* _EXERCISE TASK_:
Please give the listing again in its entirety, exactly as written.

* _INPUT DATA_:
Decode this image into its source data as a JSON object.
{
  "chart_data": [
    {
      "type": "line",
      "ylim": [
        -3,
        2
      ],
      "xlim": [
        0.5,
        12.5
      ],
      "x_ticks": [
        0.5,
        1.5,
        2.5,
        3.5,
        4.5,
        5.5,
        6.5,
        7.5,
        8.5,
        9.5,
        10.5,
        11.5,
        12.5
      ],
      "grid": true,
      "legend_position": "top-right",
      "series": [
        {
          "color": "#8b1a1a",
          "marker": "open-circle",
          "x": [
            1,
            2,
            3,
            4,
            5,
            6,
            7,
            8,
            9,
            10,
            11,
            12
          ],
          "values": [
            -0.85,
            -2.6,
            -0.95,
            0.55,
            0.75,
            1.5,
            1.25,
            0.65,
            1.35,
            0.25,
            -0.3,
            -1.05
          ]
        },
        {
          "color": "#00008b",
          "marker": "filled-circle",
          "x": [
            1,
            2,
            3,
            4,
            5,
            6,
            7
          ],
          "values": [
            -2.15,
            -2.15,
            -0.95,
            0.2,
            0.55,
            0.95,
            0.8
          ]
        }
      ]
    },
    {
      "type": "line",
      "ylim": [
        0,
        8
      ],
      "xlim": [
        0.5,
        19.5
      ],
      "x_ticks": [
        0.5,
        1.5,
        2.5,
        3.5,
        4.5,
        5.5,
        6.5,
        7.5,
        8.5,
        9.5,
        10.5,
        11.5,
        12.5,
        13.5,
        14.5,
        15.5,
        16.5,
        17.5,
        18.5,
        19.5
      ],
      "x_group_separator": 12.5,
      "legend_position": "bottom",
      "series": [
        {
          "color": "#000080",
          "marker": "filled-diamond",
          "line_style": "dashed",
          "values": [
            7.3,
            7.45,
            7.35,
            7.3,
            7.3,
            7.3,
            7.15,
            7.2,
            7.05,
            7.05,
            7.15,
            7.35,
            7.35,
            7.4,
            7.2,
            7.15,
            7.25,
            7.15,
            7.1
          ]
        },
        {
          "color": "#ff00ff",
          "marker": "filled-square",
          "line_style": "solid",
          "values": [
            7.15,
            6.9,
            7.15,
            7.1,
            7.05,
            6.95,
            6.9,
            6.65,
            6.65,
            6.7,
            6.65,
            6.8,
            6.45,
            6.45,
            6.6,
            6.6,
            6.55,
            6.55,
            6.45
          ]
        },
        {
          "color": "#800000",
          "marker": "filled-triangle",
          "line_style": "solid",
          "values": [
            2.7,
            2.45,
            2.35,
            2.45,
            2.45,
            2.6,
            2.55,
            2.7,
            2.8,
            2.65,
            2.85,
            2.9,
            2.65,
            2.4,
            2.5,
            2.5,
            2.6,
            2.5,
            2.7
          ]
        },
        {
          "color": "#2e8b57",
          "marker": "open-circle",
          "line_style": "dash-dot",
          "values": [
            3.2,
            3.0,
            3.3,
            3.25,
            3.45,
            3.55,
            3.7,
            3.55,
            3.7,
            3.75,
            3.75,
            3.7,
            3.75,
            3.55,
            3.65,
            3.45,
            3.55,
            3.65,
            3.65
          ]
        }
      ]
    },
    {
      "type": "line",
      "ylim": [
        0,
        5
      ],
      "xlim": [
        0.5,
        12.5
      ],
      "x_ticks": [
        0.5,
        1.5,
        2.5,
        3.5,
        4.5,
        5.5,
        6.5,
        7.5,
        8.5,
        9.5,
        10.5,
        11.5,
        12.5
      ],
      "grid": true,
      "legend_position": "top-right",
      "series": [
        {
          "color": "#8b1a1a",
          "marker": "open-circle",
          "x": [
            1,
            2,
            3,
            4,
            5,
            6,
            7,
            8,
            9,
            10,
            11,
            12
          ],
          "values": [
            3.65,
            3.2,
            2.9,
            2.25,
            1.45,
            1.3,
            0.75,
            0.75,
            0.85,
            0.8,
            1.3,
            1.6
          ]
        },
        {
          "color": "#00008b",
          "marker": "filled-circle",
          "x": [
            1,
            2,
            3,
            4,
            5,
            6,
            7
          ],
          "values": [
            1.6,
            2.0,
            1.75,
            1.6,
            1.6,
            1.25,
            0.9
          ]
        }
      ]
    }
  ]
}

* _FINAL ANSWER_:
Decode this image into its source data as a JSON object.
{
  "chart_data": [
    {
      "type": "line",
      "ylim": [
        -3,
        2
      ],
      "xlim": [
        0.5,
        12.5
      ],
      "x_ticks": [
        0.5,
        1.5,
        2.5,
        3.5,
        4.5,
        5.5,
        6.5,
        7.5,
        8.5,
        9.5,
        10.5,
        11.5,
        12.5
      ],
      "grid": true,
      "legend_position": "top-right",
      "series": [
        {
          "color": "#8b1a1a",
          "marker": "open-circle",
          "x": [
            1,
            2,
            3,
            4,
            5,
            6,
            7,
            8,
            9,
            10,
            11,
            12
          ],
          "values": [
            -0.85,
            -2.6,
            -0.95,
            0.55,
            0.75,
            1.5,
            1.25,
            0.65,
            1.35,
            0.25,
            -0.3,
            -1.05
          ]
        },
        {
          "color": "#00008b",
          "marker": "filled-circle",
          "x": [
            1,
            2,
            3,
            4,
            5,
            6,
            7
          ],
          "values": [
            -2.15,
            -2.15,
            -0.95,
            0.2,
            0.55,
            0.95,
            0.8
          ]
        }
      ]
    },
    {
      "type": "line",
      "ylim": [
        0,
        8
      ],
      "xlim": [
        0.5,
        19.5
      ],
      "x_ticks": [
        0.5,
        1.5,
        2.5,
        3.5,
        4.5,
        5.5,
        6.5,
        7.5,
        8.5,
        9.5,
        10.5,
        11.5,
        12.5,
        13.5,
        14.5,
        15.5,
        16.5,
        17.5,
        18.5,
        19.5
      ],
      "x_group_separator": 12.5,
      "legend_position": "bottom",
      "series": [
        {
          "color": "#000080",
          "marker": "filled-diamond",
          "line_style": "dashed",
          "values": [
            7.3,
            7.45,
            7.35,
            7.3,
            7.3,
            7.3,
            7.15,
            7.2,
            7.05,
            7.05,
            7.15,
            7.35,
            7.35,
            7.4,
            7.2,
            7.15,
            7.25,
            7.15,
            7.1
          ]
        },
        {
          "color": "#ff00ff",
          "marker": "filled-square",
          "line_style": "solid",
          "values": [
            7.15,
            6.9,
            7.15,
            7.1,
            7.05,
            6.95,
            6.9,
            6.65,
            6.65,
            6.7,
            6.65,
            6.8,
            6.45,
            6.45,
            6.6,
            6.6,
            6.55,
            6.55,
            6.45
          ]
        },
        {
          "color": "#800000",
          "marker": "filled-triangle",
          "line_style": "solid",
          "values": [
            2.7,
            2.45,
            2.35,
            2.45,
            2.45,
            2.6,
            2.55,
            2.7,
            2.8,
            2.65,
            2.85,
            2.9,
            2.65,
            2.4,
            2.5,
            2.5,
            2.6,
            2.5,
            2.7
          ]
        },
        {
          "color": "#2e8b57",
          "marker": "open-circle",
          "line_style": "dash-dot",
          "values": [
            3.2,
            3.0,
            3.3,
            3.25,
            3.45,
            3.55,
            3.7,
            3.55,
            3.7,
            3.75,
            3.75,
            3.7,
            3.75,
            3.55,
            3.65,
            3.45,
            3.55,
            3.65,
            3.65
          ]
        }
      ]
    },
    {
      "type": "line",
      "ylim": [
        0,
        5
      ],
      "xlim": [
        0.5,
        12.5
      ],
      "x_ticks": [
        0.5,
        1.5,
        2.5,
        3.5,
        4.5,
        5.5,
        6.5,
        7.5,
        8.5,
        9.5,
        10.5,
        11.5,
        12.5
      ],
      "grid": true,
      "legend_position": "top-right",
      "series": [
        {
          "color": "#8b1a1a",
          "marker": "open-circle",
          "x": [
            1,
            2,
            3,
            4,
            5,
            6,
            7,
            8,
            9,
            10,
            11,
            12
          ],
          "values": [
            3.65,
            3.2,
            2.9,
            2.25,
            1.45,
            1.3,
            0.75,
            0.75,
            0.85,
            0.8,
            1.3,
            1.6
          ]
        },
        {
          "color": "#00008b",
          "marker": "filled-circle",
          "x": [
            1,
            2,
            3,
            4,
            5,
            6,
            7
          ],
          "values": [
            1.6,
            2.0,
            1.75,
            1.6,
            1.6,
            1.25,
            0.9
          ]
        }
      ]
    }
  ]
}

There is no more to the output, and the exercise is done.